Alternation and Grouping

Many a times, you want to check if the input string matches multiple patterns. For example, whether a product's color is green or blue or red. This chapter will show how to use alternation for such cases. These patterns can have some common elements between them, in which case grouping helps to form terser regexps. This chapter will also discuss the precedence rules used to determine which alternation wins.

Alternation

A conditional expression combined with logical OR evaluates to true if any of the conditions is satisfied. Similarly, in regular expressions, you can use the | metacharacter to combine multiple patterns to indicate logical OR. The matching will succeed if any of the alternate patterns is found in the input string. These alternatives have the full power of a regular expression, for example they can have their own independent anchors. Here are some examples.

# match either 'cat' or 'dog'
>> pet = /cat|dog/
>> 'I like cats'.match?(pet)
=> true
>> 'I like dogs'.match?(pet)
=> true
>> 'I like parrots'.match?(pet)
=> false

# replace 'cat' at the start of string or 'cat' at the end of word
>> 'catapults concatenate cat scat cater'.gsub(/\Acat|cat\b/, 'X')
=> "Xapults concatenate X sX cater"

▸ Material provided
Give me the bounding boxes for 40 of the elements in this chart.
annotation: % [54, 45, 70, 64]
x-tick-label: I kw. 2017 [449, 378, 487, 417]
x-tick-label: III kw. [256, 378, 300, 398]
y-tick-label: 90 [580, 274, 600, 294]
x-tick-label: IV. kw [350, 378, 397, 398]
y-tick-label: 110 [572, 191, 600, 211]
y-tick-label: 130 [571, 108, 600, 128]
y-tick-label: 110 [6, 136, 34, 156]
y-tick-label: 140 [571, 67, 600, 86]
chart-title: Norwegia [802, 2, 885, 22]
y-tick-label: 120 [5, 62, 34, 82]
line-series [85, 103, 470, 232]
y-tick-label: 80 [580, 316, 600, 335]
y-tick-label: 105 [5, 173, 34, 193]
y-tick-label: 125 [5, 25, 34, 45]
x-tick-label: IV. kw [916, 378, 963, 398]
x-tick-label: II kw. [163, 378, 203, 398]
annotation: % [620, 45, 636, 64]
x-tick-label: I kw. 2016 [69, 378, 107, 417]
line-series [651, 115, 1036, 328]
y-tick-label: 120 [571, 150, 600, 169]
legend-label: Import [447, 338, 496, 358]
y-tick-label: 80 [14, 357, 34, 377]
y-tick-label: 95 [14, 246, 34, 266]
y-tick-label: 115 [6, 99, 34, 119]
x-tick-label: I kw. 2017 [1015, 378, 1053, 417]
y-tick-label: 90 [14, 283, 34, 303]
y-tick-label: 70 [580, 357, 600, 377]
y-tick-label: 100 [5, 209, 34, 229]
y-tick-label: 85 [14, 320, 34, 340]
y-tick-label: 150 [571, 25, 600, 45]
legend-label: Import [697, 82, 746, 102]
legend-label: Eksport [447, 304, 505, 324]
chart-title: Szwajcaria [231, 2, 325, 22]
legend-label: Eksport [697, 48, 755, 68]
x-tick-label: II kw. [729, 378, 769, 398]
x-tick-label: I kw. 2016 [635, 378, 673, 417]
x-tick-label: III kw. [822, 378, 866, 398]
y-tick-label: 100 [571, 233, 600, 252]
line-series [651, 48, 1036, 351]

▸ Requirements
Quote the regular expression alternation passage above in full, word for word, including its code lines.

▸ Answer for the task
Alternation and Grouping

Many a times, you want to check if the input string matches multiple patterns. For example, whether a product's color is green or blue or red. This chapter will show how to use alternation for such cases. These patterns can have some common elements between them, in which case grouping helps to form terser regexps. This chapter will also discuss the precedence rules used to determine which alternation wins.

Alternation

A conditional expression combined with logical OR evaluates to true if any of the conditions is satisfied. Similarly, in regular expressions, you can use the | metacharacter to combine multiple patterns to indicate logical OR. The matching will succeed if any of the alternate patterns is found in the input string. These alternatives have the full power of a regular expression, for example they can have their own independent anchors. Here are some examples.

# match either 'cat' or 'dog'
>> pet = /cat|dog/
>> 'I like cats'.match?(pet)
=> true
>> 'I like dogs'.match?(pet)
=> true
>> 'I like parrots'.match?(pet)
=> false

# replace 'cat' at the start of string or 'cat' at the end of word
>> 'catapults concatenate cat scat cater'.gsub(/\Acat|cat\b/, 'X')
=> "Xapults concatenate X sX cater"